## WHAT IS EXPECTED
Return each line of the listing that contains the string "this".

## EXERCISE MATERIALS
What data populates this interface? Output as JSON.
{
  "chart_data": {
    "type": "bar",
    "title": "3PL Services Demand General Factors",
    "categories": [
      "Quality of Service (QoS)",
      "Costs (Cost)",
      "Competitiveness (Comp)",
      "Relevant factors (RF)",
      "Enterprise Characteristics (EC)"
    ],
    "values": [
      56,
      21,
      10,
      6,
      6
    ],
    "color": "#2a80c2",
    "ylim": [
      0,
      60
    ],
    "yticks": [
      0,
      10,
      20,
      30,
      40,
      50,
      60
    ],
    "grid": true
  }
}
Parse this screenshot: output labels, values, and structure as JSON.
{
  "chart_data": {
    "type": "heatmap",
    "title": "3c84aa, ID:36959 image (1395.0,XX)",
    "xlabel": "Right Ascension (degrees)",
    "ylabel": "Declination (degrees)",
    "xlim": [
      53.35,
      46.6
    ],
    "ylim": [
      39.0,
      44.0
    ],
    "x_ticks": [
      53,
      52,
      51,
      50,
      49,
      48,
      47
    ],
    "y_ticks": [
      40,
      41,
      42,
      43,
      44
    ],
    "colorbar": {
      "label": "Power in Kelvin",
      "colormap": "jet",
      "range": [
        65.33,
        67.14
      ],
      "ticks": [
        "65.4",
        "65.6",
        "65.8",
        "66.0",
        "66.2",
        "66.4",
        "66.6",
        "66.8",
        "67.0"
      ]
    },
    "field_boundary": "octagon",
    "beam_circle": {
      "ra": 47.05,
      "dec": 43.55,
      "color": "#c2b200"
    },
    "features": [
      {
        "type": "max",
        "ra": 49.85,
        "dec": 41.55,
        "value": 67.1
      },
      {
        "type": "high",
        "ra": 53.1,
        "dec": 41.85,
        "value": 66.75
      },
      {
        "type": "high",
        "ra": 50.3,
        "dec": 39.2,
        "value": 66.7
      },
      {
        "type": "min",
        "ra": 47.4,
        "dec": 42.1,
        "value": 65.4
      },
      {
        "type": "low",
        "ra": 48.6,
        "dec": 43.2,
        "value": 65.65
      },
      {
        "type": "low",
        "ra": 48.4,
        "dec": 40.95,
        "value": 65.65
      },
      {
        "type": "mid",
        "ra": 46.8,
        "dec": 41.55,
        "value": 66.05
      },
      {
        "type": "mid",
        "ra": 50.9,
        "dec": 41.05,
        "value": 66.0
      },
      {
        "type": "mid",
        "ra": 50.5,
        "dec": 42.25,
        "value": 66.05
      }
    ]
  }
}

## FINISHED EXERCISE
What data populates this interface? Output as JSON.
Parse this screenshot: output labels, values, and structure as JSON.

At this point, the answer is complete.